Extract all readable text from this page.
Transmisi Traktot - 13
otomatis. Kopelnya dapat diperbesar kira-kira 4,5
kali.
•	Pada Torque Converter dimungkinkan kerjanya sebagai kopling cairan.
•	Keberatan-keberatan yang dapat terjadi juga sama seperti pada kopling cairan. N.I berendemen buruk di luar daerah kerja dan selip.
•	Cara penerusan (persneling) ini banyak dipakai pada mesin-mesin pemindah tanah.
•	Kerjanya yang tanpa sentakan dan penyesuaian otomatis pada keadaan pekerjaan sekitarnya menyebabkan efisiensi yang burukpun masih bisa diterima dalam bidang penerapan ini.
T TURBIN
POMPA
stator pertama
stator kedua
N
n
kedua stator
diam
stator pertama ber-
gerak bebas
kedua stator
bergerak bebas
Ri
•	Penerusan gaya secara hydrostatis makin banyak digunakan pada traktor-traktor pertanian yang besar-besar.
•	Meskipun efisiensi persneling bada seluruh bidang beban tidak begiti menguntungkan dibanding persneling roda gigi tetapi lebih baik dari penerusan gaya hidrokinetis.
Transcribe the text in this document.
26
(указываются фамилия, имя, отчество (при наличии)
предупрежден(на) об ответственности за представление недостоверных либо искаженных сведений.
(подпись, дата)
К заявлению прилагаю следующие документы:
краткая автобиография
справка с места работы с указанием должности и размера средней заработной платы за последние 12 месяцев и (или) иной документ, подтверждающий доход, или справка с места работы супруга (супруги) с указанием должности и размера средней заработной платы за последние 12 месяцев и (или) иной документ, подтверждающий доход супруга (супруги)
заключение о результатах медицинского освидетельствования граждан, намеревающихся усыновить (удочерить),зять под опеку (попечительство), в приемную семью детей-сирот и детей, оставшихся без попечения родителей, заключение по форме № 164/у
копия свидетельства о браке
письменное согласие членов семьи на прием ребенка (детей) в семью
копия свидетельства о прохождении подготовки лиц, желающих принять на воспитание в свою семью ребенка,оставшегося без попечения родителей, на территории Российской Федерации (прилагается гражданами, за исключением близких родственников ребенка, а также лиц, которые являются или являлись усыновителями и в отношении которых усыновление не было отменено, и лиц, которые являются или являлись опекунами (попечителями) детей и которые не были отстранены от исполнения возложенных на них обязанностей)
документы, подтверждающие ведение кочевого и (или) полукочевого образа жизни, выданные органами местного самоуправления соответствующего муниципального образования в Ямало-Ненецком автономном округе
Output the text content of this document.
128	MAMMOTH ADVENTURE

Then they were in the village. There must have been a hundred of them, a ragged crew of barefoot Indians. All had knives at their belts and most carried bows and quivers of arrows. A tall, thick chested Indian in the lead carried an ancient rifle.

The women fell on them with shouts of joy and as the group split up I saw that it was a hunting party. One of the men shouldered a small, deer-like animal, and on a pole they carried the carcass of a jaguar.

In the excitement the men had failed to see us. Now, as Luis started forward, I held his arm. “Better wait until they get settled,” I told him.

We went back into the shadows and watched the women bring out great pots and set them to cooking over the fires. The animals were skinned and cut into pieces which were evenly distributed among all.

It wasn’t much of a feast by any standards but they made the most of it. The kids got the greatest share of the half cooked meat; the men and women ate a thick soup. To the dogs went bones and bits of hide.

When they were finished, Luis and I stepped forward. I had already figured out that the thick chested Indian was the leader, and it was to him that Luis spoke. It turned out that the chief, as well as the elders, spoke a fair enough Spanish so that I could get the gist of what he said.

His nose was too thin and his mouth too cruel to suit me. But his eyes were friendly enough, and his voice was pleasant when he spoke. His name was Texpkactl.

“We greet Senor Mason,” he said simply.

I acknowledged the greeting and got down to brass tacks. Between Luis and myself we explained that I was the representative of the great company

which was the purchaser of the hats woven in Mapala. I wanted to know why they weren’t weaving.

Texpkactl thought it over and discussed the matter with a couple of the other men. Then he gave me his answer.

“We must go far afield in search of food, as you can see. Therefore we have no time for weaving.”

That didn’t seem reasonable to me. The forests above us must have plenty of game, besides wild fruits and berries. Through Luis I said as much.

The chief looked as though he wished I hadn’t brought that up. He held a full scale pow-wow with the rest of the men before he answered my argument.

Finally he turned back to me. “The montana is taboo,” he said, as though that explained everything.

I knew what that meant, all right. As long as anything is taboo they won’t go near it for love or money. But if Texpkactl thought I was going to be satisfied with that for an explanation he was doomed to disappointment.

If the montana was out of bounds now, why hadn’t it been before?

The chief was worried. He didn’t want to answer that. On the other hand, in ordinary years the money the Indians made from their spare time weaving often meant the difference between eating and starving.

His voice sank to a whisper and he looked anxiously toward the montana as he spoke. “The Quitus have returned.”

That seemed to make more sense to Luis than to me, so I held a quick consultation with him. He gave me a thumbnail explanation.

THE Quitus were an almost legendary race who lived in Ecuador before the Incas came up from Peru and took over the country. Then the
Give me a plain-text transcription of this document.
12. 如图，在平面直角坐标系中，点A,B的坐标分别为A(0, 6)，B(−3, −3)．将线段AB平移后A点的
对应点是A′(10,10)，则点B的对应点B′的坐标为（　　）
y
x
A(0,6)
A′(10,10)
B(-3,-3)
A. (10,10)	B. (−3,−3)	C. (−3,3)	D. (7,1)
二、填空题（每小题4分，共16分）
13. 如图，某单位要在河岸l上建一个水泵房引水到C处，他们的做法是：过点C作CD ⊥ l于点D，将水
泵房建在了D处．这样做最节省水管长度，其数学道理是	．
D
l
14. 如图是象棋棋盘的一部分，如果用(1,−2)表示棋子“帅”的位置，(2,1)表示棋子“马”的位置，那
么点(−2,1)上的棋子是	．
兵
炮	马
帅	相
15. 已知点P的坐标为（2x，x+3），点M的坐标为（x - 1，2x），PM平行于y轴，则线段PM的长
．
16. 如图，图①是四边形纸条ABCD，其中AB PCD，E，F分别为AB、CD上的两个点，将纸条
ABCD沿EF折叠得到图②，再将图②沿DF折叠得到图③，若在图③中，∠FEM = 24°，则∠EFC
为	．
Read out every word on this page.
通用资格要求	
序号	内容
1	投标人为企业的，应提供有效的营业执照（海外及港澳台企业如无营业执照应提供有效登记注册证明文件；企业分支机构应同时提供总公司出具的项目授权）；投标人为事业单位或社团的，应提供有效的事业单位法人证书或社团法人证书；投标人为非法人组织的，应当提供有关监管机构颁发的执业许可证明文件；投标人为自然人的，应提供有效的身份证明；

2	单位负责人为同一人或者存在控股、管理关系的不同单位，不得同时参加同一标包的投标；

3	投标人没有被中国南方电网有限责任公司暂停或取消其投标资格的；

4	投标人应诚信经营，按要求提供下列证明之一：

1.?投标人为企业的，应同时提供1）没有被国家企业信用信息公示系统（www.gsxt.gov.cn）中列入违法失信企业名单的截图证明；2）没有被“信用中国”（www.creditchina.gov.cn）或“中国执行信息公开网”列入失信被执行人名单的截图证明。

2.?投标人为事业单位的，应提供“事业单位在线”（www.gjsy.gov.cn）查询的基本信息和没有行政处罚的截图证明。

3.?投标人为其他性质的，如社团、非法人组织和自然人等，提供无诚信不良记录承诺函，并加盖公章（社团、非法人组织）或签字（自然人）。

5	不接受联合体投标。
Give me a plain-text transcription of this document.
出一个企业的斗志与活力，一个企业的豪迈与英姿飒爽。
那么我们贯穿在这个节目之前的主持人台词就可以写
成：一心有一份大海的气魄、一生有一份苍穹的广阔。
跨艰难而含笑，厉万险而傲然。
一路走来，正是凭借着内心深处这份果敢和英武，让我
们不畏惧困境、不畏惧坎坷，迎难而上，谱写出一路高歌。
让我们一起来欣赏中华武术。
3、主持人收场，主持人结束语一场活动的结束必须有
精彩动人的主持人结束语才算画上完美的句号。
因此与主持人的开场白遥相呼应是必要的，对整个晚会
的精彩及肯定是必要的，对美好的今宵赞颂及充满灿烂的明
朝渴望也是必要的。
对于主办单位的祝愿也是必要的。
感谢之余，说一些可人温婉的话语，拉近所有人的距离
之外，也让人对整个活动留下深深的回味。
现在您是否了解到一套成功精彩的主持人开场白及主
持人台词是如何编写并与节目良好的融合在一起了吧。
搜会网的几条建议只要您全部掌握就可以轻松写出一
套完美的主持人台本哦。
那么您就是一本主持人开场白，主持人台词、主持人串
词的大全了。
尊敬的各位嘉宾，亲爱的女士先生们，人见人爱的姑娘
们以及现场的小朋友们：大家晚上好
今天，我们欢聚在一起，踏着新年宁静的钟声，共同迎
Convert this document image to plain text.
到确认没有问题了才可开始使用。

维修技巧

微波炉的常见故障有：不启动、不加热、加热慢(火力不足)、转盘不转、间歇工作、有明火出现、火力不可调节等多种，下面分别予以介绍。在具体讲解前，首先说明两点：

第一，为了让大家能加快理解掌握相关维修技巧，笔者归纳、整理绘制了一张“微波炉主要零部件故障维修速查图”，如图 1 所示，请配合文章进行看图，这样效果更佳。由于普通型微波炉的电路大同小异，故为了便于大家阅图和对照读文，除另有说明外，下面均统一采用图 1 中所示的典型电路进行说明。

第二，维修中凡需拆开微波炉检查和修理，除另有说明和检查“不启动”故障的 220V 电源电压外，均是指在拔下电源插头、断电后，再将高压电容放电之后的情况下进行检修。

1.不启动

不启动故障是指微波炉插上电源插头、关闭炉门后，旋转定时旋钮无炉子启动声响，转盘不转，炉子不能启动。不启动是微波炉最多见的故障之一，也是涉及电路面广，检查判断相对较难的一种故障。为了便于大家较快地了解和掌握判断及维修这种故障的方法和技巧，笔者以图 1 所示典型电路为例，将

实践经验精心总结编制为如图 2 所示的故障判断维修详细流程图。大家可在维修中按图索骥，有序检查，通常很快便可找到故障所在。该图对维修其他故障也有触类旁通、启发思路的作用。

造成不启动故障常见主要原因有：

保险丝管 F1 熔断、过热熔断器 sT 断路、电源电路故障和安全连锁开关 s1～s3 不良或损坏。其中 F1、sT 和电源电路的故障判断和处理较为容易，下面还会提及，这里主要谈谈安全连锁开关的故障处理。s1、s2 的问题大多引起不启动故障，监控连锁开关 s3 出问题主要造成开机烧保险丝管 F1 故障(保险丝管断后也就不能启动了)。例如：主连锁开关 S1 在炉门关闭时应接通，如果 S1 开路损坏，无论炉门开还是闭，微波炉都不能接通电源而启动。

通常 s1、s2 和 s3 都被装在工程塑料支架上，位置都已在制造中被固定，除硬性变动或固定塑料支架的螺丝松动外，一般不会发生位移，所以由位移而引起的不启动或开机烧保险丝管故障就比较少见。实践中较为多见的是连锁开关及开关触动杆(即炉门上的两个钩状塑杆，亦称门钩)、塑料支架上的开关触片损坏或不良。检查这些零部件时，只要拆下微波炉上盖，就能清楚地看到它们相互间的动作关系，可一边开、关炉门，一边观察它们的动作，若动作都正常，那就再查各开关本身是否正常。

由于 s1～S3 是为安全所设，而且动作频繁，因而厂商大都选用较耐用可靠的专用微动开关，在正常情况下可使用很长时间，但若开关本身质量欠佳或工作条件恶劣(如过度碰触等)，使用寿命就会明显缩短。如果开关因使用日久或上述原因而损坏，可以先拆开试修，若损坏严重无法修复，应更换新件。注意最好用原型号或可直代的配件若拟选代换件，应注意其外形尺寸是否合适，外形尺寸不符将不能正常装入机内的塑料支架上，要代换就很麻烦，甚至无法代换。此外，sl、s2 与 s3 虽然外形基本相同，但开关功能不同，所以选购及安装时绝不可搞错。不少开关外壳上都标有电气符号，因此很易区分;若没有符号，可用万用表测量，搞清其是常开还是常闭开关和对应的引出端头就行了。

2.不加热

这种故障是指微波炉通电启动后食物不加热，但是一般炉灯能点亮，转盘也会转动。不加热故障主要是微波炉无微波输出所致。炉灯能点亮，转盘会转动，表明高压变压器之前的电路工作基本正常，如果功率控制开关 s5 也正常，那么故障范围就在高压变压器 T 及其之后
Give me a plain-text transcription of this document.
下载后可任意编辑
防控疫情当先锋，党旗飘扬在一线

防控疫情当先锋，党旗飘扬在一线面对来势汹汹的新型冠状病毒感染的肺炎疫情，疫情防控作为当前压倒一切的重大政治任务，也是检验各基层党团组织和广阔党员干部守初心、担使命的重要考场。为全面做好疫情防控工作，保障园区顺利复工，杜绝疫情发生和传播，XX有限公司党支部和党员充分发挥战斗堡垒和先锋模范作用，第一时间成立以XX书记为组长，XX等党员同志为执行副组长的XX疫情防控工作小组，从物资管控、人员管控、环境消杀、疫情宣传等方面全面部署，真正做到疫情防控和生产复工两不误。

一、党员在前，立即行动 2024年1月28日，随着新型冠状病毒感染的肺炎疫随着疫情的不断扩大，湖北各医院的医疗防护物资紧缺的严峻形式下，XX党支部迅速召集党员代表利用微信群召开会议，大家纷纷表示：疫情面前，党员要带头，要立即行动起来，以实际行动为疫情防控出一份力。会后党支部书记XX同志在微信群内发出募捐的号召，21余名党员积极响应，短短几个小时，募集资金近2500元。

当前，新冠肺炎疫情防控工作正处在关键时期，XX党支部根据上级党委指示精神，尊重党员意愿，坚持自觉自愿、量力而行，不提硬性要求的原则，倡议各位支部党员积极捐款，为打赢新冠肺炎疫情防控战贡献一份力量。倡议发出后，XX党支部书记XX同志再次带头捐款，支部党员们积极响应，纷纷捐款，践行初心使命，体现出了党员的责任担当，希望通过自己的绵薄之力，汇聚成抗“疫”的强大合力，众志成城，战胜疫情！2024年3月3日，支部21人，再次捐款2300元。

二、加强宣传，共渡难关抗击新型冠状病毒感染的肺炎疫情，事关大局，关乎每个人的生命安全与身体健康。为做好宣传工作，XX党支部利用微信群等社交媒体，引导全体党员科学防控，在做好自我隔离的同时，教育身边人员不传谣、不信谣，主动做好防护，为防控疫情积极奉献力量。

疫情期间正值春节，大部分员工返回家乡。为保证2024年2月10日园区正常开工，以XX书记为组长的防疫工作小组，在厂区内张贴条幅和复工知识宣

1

____________________

» TASK GOAL
Where a line of the data holds "gave", show that line.

» TASK ANSWER
Texpkactl thought it over and discussed the matter with a couple of the other men. Then he gave me his answer.
That seemed to make more sense to Luis than to me, so I held a quick consultation with him. He gave me a thumbnail explanation.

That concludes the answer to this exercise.